- [GIVEN REQUEST]:
Give every line of the material again, exactly as written.

——————————

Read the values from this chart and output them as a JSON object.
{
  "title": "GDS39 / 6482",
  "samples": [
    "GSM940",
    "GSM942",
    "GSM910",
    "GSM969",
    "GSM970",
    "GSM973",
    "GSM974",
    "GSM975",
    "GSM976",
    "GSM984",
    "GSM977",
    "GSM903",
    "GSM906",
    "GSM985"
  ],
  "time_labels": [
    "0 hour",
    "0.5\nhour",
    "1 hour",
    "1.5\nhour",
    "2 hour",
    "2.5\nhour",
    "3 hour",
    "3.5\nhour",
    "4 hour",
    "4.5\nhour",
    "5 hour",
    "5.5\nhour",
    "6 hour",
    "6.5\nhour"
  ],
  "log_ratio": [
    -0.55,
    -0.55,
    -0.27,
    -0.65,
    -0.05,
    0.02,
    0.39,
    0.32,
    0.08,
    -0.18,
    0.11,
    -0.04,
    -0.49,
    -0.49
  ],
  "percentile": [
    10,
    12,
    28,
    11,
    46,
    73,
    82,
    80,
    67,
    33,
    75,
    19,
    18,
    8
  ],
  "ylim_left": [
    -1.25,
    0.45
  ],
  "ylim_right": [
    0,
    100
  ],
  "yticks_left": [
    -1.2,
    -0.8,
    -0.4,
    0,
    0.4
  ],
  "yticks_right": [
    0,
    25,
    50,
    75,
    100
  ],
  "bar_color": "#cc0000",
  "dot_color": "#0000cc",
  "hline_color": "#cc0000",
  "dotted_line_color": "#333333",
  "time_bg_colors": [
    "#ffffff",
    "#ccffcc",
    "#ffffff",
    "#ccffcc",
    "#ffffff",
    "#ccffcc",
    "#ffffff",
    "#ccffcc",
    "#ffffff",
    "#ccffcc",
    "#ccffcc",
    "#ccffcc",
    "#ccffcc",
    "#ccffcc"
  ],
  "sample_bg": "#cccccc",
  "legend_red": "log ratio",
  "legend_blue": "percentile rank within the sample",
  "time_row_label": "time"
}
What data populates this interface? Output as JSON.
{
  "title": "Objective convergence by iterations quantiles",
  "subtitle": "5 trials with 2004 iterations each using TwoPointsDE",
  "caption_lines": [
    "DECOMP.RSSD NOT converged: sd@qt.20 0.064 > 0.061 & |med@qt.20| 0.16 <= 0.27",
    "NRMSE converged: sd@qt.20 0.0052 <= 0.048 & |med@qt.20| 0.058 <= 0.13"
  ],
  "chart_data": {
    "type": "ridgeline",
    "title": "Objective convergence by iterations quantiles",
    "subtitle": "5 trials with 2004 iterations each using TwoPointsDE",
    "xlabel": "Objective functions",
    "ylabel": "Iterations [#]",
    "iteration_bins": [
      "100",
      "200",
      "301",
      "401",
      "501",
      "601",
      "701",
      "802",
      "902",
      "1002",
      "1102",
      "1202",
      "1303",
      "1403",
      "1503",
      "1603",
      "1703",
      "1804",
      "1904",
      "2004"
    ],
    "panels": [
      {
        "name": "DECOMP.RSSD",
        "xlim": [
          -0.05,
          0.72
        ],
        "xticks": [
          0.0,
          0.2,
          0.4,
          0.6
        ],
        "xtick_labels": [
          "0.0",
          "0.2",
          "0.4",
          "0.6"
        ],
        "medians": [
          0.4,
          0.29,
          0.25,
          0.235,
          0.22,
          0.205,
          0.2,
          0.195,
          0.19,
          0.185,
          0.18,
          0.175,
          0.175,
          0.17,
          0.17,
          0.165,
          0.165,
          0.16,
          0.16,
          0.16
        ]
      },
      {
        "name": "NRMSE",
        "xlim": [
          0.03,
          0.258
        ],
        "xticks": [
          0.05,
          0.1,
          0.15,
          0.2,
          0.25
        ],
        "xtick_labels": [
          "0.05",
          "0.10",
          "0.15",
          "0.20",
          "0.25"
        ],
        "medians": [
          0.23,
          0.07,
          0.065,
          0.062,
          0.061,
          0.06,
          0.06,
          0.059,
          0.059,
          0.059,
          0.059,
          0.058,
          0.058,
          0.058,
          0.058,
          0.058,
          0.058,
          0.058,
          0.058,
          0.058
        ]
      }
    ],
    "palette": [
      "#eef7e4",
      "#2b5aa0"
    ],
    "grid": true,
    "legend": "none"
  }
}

——————————

- [EXERCISE OUTPUT]:
Read the values from this chart and output them as a JSON object.
{
  "title": "GDS39 / 6482",
  "samples": [
    "GSM940",
    "GSM942",
    "GSM910",
    "GSM969",
    "GSM970",
    "GSM973",
    "GSM974",
    "GSM975",
    "GSM976",
    "GSM984",
    "GSM977",
    "GSM903",
    "GSM906",
    "GSM985"
  ],
  "time_labels": [
    "0 hour",
    "0.5\nhour",
    "1 hour",
    "1.5\nhour",
    "2 hour",
    "2.5\nhour",
    "3 hour",
    "3.5\nhour",
    "4 hour",
    "4.5\nhour",
    "5 hour",
    "5.5\nhour",
    "6 hour",
    "6.5\nhour"
  ],
  "log_ratio": [
    -0.55,
    -0.55,
    -0.27,
    -0.65,
    -0.05,
    0.02,
    0.39,
    0.32,
    0.08,
    -0.18,
    0.11,
    -0.04,
    -0.49,
    -0.49
  ],
  "percentile": [
    10,
    12,
    28,
    11,
    46,
    73,
    82,
    80,
    67,
    33,
    75,
    19,
    18,
    8
  ],
  "ylim_left": [
    -1.25,
    0.45
  ],
  "ylim_right": [
    0,
    100
  ],
  "yticks_left": [
    -1.2,
    -0.8,
    -0.4,
    0,
    0.4
  ],
  "yticks_right": [
    0,
    25,
    50,
    75,
    100
  ],
  "bar_color": "#cc0000",
  "dot_color": "#0000cc",
  "hline_color": "#cc0000",
  "dotted_line_color": "#333333",
  "time_bg_colors": [
    "#ffffff",
    "#ccffcc",
    "#ffffff",
    "#ccffcc",
    "#ffffff",
    "#ccffcc",
    "#ffffff",
    "#ccffcc",
    "#ffffff",
    "#ccffcc",
    "#ccffcc",
    "#ccffcc",
    "#ccffcc",
    "#ccffcc"
  ],
  "sample_bg": "#cccccc",
  "legend_red": "log ratio",
  "legend_blue": "percentile rank within the sample",
  "time_row_label": "time"
}
What data populates this interface? Output as JSON.
{
  "title": "Objective convergence by iterations quantiles",
  "subtitle": "5 trials with 2004 iterations each using TwoPointsDE",
  "caption_lines": [
    "DECOMP.RSSD NOT converged: sd@qt.20 0.064 > 0.061 & |med@qt.20| 0.16 <= 0.27",
    "NRMSE converged: sd@qt.20 0.0052 <= 0.048 & |med@qt.20| 0.058 <= 0.13"
  ],
  "chart_data": {
    "type": "ridgeline",
    "title": "Objective convergence by iterations quantiles",
    "subtitle": "5 trials with 2004 iterations each using TwoPointsDE",
    "xlabel": "Objective functions",
    "ylabel": "Iterations [#]",
    "iteration_bins": [
      "100",
      "200",
      "301",
      "401",
      "501",
      "601",
      "701",
      "802",
      "902",
      "1002",
      "1102",
      "1202",
      "1303",
      "1403",
      "1503",
      "1603",
      "1703",
      "1804",
      "1904",
      "2004"
    ],
    "panels": [
      {
        "name": "DECOMP.RSSD",
        "xlim": [
          -0.05,
          0.72
        ],
        "xticks": [
          0.0,
          0.2,
          0.4,
          0.6
        ],
        "xtick_labels": [
          "0.0",
          "0.2",
          "0.4",
          "0.6"
        ],
        "medians": [
          0.4,
          0.29,
          0.25,
          0.235,
          0.22,
          0.205,
          0.2,
          0.195,
          0.19,
          0.185,
          0.18,
          0.175,
          0.175,
          0.17,
          0.17,
          0.165,
          0.165,
          0.16,
          0.16,
          0.16
        ]
      },
      {
        "name": "NRMSE",
        "xlim": [
          0.03,
          0.258
        ],
        "xticks": [
          0.05,
          0.1,
          0.15,
          0.2,
          0.25
        ],
        "xtick_labels": [
          "0.05",
          "0.10",
          "0.15",
          "0.20",
          "0.25"
        ],
        "medians": [
          0.23,
          0.07,
          0.065,
          0.062,
          0.061,
          0.06,
          0.06,
          0.059,
          0.059,
          0.059,
          0.059,
          0.058,
          0.058,
          0.058,
          0.058,
          0.058,
          0.058,
          0.058,
          0.058,
          0.058
        ]
      }
    ],
    "palette": [
      "#eef7e4",
      "#2b5aa0"
    ],
    "grid": true,
    "legend": "none"
  }
}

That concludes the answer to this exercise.